- _EXERCISE GOAL_
Determine how many lines of this material contain "years". Give only the number.

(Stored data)
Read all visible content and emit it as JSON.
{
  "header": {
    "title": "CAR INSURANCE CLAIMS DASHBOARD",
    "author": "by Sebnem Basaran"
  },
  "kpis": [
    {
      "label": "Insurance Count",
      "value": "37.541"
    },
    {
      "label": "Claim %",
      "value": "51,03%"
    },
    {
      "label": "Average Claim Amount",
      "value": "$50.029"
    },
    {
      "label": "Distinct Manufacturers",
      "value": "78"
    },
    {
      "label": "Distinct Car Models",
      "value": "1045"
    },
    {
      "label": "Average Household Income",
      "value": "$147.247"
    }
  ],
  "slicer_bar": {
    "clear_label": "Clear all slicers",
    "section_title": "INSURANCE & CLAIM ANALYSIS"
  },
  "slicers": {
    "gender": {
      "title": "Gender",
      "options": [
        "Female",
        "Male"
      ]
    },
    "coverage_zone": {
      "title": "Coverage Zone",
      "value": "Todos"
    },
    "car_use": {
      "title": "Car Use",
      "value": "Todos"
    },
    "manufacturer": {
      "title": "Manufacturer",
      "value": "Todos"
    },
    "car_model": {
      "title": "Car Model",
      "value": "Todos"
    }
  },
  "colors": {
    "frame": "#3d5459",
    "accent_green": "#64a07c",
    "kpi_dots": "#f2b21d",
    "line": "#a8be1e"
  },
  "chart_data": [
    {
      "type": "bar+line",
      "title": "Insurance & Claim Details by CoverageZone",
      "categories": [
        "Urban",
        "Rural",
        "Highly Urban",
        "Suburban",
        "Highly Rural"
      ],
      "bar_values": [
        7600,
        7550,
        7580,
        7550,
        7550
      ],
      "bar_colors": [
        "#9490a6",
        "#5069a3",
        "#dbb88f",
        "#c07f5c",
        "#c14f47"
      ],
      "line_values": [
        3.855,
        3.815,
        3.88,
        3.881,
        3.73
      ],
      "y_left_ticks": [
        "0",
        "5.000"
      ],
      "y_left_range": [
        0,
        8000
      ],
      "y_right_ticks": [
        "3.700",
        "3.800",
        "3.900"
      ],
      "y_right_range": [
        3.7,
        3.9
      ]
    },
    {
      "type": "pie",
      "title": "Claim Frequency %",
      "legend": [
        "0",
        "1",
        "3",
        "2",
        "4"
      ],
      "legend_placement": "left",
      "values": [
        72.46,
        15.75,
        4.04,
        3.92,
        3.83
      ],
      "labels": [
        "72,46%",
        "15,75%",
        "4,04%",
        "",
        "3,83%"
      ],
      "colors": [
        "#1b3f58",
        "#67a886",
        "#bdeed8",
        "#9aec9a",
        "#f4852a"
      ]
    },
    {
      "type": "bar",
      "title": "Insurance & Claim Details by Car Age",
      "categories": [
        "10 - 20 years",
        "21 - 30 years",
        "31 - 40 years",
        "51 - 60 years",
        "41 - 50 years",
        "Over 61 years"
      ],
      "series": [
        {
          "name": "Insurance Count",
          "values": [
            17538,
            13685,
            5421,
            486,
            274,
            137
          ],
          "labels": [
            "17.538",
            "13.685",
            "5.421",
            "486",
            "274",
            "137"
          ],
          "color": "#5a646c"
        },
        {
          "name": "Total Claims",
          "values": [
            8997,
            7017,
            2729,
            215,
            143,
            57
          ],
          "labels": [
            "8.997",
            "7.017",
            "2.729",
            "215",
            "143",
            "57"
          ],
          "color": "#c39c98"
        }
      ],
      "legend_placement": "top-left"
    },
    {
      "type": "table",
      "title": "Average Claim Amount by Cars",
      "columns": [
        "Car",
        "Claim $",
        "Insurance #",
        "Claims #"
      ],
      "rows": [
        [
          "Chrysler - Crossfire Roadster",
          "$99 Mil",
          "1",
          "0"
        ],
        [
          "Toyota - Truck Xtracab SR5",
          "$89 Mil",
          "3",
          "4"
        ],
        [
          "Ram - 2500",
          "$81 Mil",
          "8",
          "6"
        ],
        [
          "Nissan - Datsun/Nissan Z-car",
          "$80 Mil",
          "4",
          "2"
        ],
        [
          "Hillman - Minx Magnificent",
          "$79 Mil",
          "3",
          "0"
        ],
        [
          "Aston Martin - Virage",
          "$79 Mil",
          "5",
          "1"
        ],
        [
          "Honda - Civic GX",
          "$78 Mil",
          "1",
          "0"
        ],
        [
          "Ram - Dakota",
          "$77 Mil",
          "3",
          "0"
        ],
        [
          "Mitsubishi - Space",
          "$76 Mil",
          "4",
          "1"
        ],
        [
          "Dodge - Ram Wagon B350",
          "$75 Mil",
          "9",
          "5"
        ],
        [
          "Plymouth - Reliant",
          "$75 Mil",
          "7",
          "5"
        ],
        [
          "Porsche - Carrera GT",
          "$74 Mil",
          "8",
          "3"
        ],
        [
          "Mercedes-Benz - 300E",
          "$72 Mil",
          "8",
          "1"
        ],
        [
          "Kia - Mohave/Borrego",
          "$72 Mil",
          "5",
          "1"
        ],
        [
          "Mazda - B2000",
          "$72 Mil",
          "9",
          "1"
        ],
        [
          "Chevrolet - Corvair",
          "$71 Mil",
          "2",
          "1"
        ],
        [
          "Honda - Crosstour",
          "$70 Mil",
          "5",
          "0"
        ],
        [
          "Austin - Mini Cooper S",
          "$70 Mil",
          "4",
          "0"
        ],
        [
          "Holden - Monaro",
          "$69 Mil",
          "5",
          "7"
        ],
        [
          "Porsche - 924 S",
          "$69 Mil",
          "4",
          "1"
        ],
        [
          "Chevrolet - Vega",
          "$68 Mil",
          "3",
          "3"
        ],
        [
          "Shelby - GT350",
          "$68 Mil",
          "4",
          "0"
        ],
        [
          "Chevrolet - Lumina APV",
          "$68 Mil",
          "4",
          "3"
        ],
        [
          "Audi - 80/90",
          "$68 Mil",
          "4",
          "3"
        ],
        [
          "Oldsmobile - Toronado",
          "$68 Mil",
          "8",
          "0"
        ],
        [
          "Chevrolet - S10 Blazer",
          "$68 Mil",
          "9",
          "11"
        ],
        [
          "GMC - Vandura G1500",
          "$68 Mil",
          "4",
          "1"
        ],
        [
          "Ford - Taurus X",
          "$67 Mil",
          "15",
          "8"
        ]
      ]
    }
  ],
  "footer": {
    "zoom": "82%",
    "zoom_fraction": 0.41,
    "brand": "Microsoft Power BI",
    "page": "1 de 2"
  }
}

- _EXPECTED OUTPUT_
6